#### Given entries:
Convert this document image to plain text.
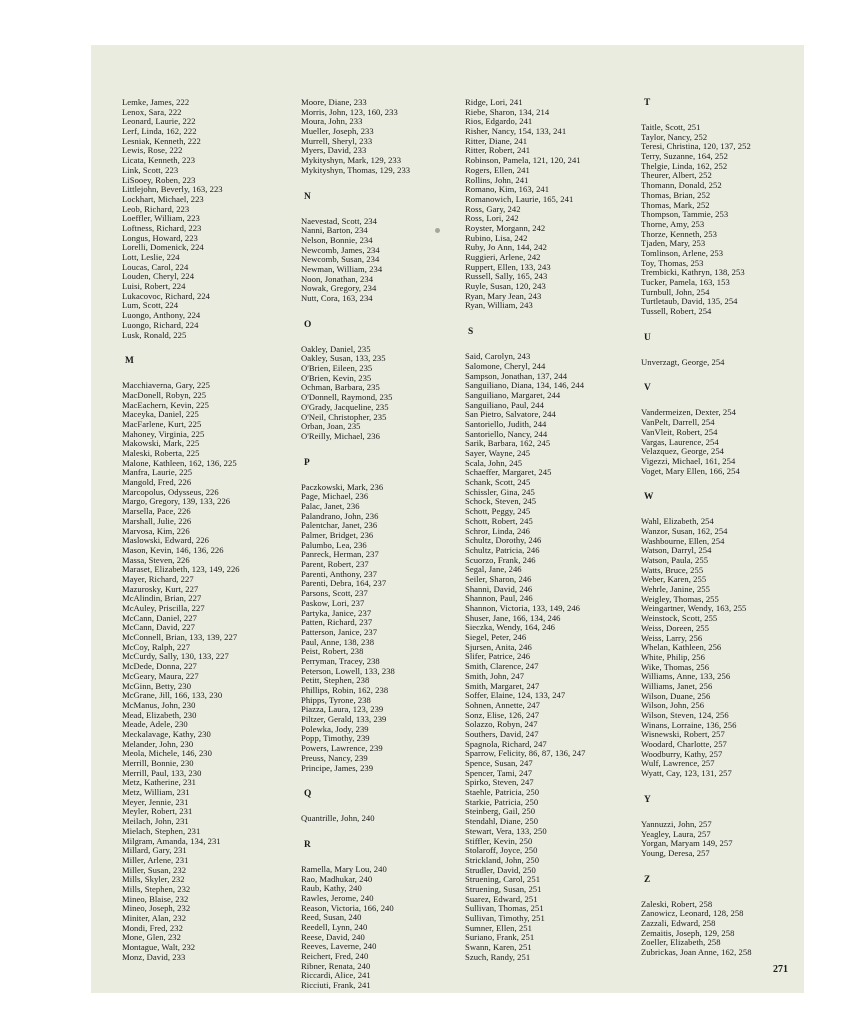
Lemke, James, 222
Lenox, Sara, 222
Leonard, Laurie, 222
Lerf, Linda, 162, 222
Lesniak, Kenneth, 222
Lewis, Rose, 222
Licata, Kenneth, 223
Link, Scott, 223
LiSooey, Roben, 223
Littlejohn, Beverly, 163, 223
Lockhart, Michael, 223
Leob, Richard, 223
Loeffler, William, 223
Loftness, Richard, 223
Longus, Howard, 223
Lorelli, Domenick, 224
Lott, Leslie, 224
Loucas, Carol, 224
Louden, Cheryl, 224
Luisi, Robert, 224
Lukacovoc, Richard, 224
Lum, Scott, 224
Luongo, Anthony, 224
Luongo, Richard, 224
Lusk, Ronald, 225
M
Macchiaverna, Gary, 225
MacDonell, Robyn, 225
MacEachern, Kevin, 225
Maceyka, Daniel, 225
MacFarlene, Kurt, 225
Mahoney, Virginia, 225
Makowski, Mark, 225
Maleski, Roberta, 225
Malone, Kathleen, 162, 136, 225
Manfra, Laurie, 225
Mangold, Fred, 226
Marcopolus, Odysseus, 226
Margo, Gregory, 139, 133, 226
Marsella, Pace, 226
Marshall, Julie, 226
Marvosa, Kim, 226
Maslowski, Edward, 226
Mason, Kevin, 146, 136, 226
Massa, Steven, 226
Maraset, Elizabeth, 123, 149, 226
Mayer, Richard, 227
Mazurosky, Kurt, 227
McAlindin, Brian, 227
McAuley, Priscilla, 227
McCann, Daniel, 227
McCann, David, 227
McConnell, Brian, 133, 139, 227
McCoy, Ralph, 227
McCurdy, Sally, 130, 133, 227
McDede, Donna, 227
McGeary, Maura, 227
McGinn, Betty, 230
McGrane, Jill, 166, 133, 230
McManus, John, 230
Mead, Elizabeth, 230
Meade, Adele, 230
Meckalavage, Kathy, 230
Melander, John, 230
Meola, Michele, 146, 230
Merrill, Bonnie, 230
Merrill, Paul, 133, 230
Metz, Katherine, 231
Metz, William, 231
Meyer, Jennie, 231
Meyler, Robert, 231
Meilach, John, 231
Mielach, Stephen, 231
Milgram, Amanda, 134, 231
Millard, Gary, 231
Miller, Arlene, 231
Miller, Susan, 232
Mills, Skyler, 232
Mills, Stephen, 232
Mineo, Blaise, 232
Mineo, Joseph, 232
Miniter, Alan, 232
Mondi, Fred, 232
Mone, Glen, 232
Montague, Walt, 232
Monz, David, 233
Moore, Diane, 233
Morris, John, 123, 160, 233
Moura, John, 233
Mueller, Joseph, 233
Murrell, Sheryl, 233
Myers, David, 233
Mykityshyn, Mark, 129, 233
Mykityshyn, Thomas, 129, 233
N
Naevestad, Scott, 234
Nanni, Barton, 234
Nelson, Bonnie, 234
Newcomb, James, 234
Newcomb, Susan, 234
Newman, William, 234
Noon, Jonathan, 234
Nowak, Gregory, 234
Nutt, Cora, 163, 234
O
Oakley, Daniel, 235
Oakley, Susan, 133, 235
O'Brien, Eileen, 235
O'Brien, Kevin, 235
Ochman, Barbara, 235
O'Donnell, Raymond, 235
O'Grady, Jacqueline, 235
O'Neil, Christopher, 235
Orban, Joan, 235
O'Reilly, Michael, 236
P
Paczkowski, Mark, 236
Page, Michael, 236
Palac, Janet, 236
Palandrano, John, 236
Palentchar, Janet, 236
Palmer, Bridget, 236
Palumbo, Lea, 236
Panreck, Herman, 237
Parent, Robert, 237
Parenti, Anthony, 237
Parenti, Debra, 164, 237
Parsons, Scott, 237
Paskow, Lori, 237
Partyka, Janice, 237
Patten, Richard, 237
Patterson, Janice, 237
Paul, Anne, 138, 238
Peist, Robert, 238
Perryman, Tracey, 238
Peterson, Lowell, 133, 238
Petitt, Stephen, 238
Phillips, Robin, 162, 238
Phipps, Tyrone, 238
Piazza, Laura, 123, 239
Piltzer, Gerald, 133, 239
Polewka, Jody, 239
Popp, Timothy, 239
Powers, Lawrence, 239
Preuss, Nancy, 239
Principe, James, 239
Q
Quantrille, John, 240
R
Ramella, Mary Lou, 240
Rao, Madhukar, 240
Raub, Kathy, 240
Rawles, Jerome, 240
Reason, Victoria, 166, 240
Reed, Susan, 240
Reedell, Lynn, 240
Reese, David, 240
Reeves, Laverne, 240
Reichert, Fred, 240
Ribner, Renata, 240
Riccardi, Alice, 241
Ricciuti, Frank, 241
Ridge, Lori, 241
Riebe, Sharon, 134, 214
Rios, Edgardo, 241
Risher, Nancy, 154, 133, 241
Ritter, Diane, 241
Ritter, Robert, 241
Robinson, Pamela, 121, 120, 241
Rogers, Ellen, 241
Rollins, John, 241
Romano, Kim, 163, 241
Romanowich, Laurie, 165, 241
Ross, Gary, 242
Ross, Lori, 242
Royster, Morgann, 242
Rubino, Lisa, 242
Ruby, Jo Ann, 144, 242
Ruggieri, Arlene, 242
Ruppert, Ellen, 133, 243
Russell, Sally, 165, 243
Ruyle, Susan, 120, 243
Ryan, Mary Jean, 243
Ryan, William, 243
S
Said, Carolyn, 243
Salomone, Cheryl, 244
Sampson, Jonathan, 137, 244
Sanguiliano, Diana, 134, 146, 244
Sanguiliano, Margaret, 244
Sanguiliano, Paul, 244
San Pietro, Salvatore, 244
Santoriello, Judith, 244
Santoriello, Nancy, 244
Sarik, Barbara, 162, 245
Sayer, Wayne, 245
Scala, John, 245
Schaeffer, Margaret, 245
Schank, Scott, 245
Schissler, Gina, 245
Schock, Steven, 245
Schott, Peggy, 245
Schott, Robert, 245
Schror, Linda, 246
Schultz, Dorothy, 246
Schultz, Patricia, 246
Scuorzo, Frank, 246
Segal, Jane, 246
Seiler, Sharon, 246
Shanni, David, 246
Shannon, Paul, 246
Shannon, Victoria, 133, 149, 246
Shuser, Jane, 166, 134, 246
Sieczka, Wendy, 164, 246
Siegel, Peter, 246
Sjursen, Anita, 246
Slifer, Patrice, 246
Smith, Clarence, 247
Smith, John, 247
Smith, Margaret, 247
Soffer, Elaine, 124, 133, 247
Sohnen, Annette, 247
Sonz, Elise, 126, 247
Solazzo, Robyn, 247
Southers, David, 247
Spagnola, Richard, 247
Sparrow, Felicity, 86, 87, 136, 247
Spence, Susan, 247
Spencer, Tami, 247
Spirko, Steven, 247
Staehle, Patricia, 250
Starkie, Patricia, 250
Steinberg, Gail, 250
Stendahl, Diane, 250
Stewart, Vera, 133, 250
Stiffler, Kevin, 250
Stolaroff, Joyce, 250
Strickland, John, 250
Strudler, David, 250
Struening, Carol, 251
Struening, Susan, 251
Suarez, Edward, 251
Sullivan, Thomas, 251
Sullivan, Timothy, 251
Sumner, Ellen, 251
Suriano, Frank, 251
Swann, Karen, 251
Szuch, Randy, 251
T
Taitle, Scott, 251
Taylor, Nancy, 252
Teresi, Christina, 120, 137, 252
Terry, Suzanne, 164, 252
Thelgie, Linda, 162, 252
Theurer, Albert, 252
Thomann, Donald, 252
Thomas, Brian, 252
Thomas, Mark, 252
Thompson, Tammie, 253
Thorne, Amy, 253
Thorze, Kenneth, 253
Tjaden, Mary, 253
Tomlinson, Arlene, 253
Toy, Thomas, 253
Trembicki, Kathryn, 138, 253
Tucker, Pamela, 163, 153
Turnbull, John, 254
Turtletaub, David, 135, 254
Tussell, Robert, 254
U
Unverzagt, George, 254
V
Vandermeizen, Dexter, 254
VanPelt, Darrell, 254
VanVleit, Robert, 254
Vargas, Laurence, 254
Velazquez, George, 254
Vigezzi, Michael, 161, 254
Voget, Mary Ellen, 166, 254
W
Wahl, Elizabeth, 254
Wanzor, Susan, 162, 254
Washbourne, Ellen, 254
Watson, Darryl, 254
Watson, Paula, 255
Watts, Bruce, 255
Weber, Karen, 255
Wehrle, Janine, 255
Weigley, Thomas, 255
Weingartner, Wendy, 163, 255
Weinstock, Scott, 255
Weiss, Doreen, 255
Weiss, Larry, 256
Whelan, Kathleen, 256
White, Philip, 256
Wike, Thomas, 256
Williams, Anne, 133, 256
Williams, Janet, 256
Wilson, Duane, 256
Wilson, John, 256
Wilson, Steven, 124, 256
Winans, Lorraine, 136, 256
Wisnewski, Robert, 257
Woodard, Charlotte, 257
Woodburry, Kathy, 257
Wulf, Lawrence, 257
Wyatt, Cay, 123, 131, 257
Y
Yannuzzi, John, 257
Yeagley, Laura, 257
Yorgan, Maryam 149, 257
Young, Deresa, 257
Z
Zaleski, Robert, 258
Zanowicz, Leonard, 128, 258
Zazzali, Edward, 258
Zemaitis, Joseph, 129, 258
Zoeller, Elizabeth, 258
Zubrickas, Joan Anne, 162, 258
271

#### Given exercise:
Check every line of the data above for the string "Margaret", and copy those that have it.

#### Solved exercise:
Sanguiliano, Margaret, 244
Schaeffer, Margaret, 245
Smith, Margaret, 247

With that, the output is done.